(Listings of boxed layout items)
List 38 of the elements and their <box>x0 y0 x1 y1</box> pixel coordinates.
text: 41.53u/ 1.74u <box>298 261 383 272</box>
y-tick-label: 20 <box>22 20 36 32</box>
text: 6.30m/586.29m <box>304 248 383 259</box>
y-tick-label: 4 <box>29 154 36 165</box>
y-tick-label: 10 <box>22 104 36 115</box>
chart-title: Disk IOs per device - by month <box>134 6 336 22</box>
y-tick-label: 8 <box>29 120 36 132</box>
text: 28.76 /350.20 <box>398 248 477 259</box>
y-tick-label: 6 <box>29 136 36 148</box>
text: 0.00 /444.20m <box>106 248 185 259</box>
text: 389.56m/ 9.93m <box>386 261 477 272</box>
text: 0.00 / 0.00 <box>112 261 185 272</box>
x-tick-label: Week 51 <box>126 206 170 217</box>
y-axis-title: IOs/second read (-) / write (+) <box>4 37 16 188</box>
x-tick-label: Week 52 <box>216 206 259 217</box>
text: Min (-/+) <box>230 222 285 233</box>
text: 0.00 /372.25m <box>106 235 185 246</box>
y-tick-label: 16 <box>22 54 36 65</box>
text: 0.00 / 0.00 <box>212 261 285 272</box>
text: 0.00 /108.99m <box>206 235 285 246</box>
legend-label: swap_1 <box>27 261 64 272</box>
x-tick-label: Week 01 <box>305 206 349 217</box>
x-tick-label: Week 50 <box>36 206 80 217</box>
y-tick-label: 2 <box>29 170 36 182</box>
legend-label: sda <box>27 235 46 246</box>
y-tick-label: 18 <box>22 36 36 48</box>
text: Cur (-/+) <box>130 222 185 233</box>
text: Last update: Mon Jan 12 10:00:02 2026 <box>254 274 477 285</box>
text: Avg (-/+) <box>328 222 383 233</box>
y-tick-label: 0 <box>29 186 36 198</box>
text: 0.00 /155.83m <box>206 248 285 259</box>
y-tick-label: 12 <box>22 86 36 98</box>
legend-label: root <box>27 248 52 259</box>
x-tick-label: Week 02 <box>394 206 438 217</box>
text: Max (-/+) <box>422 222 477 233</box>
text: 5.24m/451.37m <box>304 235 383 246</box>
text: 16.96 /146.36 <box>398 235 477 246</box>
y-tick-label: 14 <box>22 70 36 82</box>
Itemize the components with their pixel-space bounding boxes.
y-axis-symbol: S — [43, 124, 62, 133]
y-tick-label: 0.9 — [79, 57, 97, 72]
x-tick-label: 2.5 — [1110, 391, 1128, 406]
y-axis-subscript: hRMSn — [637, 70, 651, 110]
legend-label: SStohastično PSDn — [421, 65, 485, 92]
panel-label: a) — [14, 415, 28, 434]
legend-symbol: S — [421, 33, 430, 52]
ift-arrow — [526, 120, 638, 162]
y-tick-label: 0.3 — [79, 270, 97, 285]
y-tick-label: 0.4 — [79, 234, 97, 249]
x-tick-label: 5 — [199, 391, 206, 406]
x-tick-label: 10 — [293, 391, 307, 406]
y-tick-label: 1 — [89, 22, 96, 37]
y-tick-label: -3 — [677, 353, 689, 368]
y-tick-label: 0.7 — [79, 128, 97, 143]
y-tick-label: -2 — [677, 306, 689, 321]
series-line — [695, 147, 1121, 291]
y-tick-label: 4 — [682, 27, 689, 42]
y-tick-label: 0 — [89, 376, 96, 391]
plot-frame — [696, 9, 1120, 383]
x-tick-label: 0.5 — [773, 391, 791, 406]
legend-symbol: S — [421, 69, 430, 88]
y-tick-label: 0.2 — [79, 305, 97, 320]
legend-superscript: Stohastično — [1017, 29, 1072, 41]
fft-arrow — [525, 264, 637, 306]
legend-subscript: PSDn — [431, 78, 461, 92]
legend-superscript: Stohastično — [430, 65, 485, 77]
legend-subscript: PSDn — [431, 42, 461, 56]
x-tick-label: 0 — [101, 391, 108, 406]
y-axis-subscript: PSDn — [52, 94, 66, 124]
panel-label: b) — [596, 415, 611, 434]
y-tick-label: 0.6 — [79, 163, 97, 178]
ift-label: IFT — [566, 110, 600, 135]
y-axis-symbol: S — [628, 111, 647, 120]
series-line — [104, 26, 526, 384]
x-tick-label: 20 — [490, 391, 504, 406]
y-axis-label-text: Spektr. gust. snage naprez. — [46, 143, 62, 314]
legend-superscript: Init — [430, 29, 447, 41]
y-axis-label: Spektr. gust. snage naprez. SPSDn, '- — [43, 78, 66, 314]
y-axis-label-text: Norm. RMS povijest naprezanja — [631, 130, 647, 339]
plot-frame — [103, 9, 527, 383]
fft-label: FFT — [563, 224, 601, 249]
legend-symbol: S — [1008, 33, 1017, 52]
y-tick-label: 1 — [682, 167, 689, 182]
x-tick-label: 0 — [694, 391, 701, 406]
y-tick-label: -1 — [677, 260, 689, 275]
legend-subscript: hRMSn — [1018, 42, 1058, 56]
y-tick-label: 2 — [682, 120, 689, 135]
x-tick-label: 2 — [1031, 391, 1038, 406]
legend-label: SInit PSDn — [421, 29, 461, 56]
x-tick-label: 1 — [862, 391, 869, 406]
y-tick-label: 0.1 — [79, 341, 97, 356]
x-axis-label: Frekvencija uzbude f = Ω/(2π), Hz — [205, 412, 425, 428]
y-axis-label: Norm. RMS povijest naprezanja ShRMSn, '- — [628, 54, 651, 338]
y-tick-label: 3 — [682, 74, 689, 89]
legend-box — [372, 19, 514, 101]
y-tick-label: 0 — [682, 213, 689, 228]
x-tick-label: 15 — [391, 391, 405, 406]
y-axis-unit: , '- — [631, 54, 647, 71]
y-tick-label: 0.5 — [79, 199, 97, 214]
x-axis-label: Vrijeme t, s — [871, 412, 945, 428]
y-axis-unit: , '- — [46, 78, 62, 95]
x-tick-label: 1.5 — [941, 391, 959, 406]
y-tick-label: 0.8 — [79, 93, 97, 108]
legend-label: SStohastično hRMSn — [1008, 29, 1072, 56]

[Goal of the exercise]:
Please find each line of the records that contains the string "naprezanja" and copy those lines.

[Exercise response]:
y-axis-label-text: Norm. RMS povijest naprezanja — [631, 130, 647, 339]
y-axis-label: Norm. RMS povijest naprezanja ShRMSn, '- — [628, 54, 651, 338]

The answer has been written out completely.